Written problem =>
Report every line in the listing that contains the string "access".

[Start Material]

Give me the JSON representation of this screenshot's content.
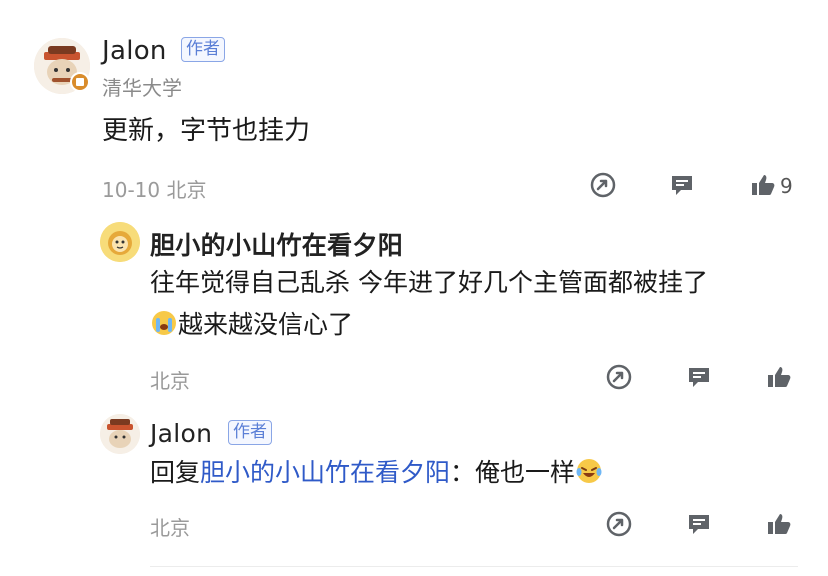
{
  "main_comment": {
    "author": "Jalon",
    "author_badge": "作者",
    "school": "清华大学",
    "text": "更新，字节也挂力",
    "meta": "10-10 北京",
    "like_count": "9"
  },
  "reply1": {
    "author": "胆小的小山竹在看夕阳",
    "text_line1": "往年觉得自己乱杀 今年进了好几个主管面都被挂了",
    "text_line2": "越来越没信心了",
    "meta": "北京"
  },
  "reply2": {
    "author": "Jalon",
    "author_badge": "作者",
    "reply_prefix": "回复",
    "reply_target": "胆小的小山竹在看夕阳",
    "reply_colon": "：",
    "text": "俺也一样",
    "meta": "北京"
  },
  "colors": {
    "link": "#2f5ac8",
    "icon": "#5f6368",
    "meta": "#9a9a9a"
  },
  "icons": {
    "share": "share-icon",
    "comment": "comment-icon",
    "like": "thumbs-up-icon"
  }
}
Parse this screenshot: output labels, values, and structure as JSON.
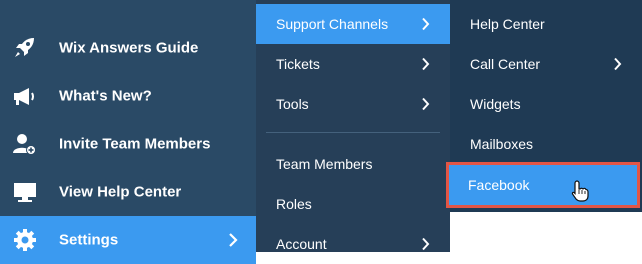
{
  "nav": {
    "items": [
      {
        "label": "Wix Answers Guide",
        "icon": "rocket-icon"
      },
      {
        "label": "What's New?",
        "icon": "megaphone-icon"
      },
      {
        "label": "Invite Team Members",
        "icon": "add-user-icon"
      },
      {
        "label": "View Help Center",
        "icon": "monitor-icon"
      },
      {
        "label": "Settings",
        "icon": "gear-icon",
        "active": true
      }
    ]
  },
  "settings_menu": {
    "items": [
      {
        "label": "Support Channels",
        "has_submenu": true,
        "active": true
      },
      {
        "label": "Tickets",
        "has_submenu": true
      },
      {
        "label": "Tools",
        "has_submenu": true
      },
      {
        "label": "Team Members",
        "has_submenu": false
      },
      {
        "label": "Roles",
        "has_submenu": false
      },
      {
        "label": "Account",
        "has_submenu": true
      }
    ]
  },
  "support_menu": {
    "items": [
      {
        "label": "Help Center",
        "has_submenu": false
      },
      {
        "label": "Call Center",
        "has_submenu": true
      },
      {
        "label": "Widgets",
        "has_submenu": false
      },
      {
        "label": "Mailboxes",
        "has_submenu": false
      },
      {
        "label": "Facebook",
        "has_submenu": false,
        "active": true
      }
    ]
  },
  "colors": {
    "nav_bg": "#2a4a66",
    "submenu_bg": "#263f58",
    "subsubmenu_bg": "#1f3a54",
    "accent": "#3b9af0",
    "highlight_border": "#e25545"
  }
}
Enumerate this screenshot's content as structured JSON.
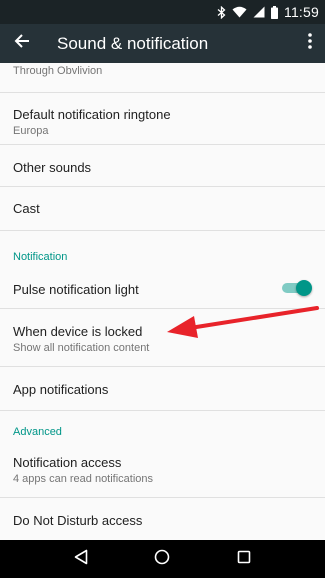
{
  "status_bar": {
    "time": "11:59",
    "icons": [
      "bluetooth-icon",
      "wifi-icon",
      "cellular-signal-icon",
      "battery-icon"
    ]
  },
  "app_bar": {
    "title": "Sound & notification",
    "back_icon": "arrow-back-icon",
    "menu_icon": "more-vert-icon"
  },
  "list": {
    "partial_item": "Through Obvlivion",
    "items": [
      {
        "primary": "Default notification ringtone",
        "secondary": "Europa"
      },
      {
        "primary": "Other sounds"
      },
      {
        "primary": "Cast"
      }
    ],
    "notification_header": "Notification",
    "notification_items": [
      {
        "primary": "Pulse notification light",
        "toggle": "on"
      },
      {
        "primary": "When device is locked",
        "secondary": "Show all notification content"
      },
      {
        "primary": "App notifications"
      }
    ],
    "advanced_header": "Advanced",
    "advanced_items": [
      {
        "primary": "Notification access",
        "secondary": "4 apps can read notifications"
      },
      {
        "primary": "Do Not Disturb access"
      }
    ]
  },
  "colors": {
    "accent": "#009688",
    "app_bar": "#263238",
    "status_bar": "#1b2326",
    "annotation_arrow": "#e8232a"
  },
  "nav_bar": {
    "icons": [
      "back-triangle-icon",
      "home-circle-icon",
      "recents-square-icon"
    ]
  }
}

[End Material]

Result below =>
        "primary": "Notification access",
        "primary": "Do Not Disturb access"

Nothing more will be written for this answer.